Task goal:
Gather from the listing below each line that includes the word "this", and copy it.

------------------------------------------------

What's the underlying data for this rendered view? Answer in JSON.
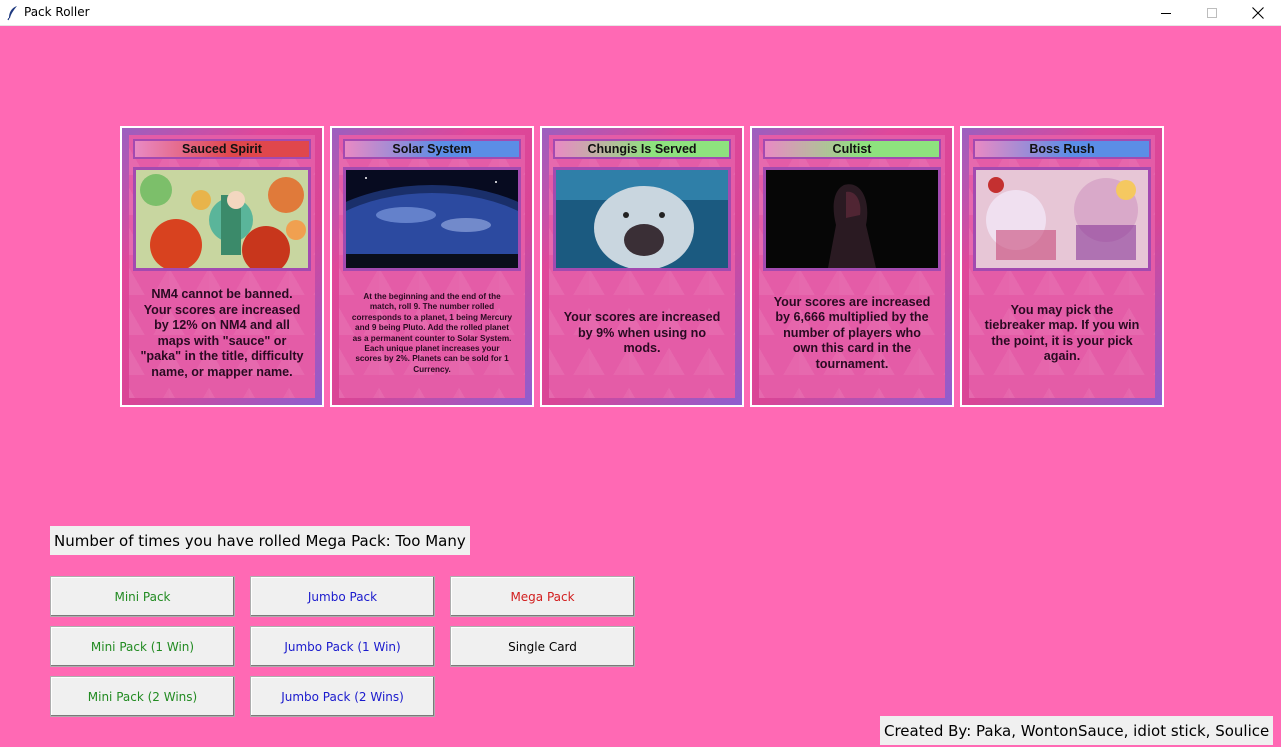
{
  "window": {
    "title": "Pack Roller",
    "app_icon": "feather-icon",
    "controls": [
      "minimize-icon",
      "maximize-icon",
      "close-icon"
    ]
  },
  "cards": [
    {
      "title": "Sauced Spirit",
      "title_color": "#e0474c",
      "art": "anime girl with food",
      "text": "NM4 cannot be banned. Your scores are increased by 12% on NM4 and all maps with \"sauce\" or \"paka\" in the title, difficulty name, or mapper name.",
      "text_size": "big"
    },
    {
      "title": "Solar System",
      "title_color": "#5b8ee6",
      "art": "planet earth from space",
      "text": "At the beginning and the end of the match, roll 9. The number rolled corresponds to a planet, 1 being Mercury and 9 being Pluto. Add the rolled planet as a permanent counter to Solar System. Each unique planet increases your scores by 2%. Planets can be sold for 1 Currency.",
      "text_size": "small"
    },
    {
      "title": "Chungis Is Served",
      "title_color": "#8ee27e",
      "art": "beluga whale",
      "text": "Your scores are increased by 9% when using no mods.",
      "text_size": "big"
    },
    {
      "title": "Cultist",
      "title_color": "#8ee27e",
      "art": "hooded figure",
      "text": "Your scores are increased by 6,666 multiplied by the number of players who own this card in the tournament.",
      "text_size": "big"
    },
    {
      "title": "Boss Rush",
      "title_color": "#5b8ee6",
      "art": "anime characters battle",
      "text": "You may pick the tiebreaker map. If you win the point, it is your pick again.",
      "text_size": "big"
    }
  ],
  "roll_counter": "Number of times you have rolled Mega Pack: Too Many",
  "buttons": {
    "mini_pack": {
      "label": "Mini Pack",
      "color": "#228b22"
    },
    "jumbo_pack": {
      "label": "Jumbo Pack",
      "color": "#1a1acd"
    },
    "mega_pack": {
      "label": "Mega Pack",
      "color": "#d21e1e"
    },
    "mini_pack_1win": {
      "label": "Mini Pack (1 Win)",
      "color": "#228b22"
    },
    "jumbo_pack_1win": {
      "label": "Jumbo Pack (1 Win)",
      "color": "#1a1acd"
    },
    "single_card": {
      "label": "Single Card",
      "color": "#000000"
    },
    "mini_pack_2wins": {
      "label": "Mini Pack (2 Wins)",
      "color": "#228b22"
    },
    "jumbo_pack_2wins": {
      "label": "Jumbo Pack (2 Wins)",
      "color": "#1a1acd"
    }
  },
  "credits": "Created By: Paka, WontonSauce, idiot stick, Soulice",
  "colors": {
    "background": "#ff69b4",
    "card_border": "#a34ab0"
  }
}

------------------------------------------------

Written answer:
What's the underlying data for this rendered view? Answer in JSON.
      "text": "Your scores are increased by 6,666 multiplied by the number of players who own this card in the tournament.",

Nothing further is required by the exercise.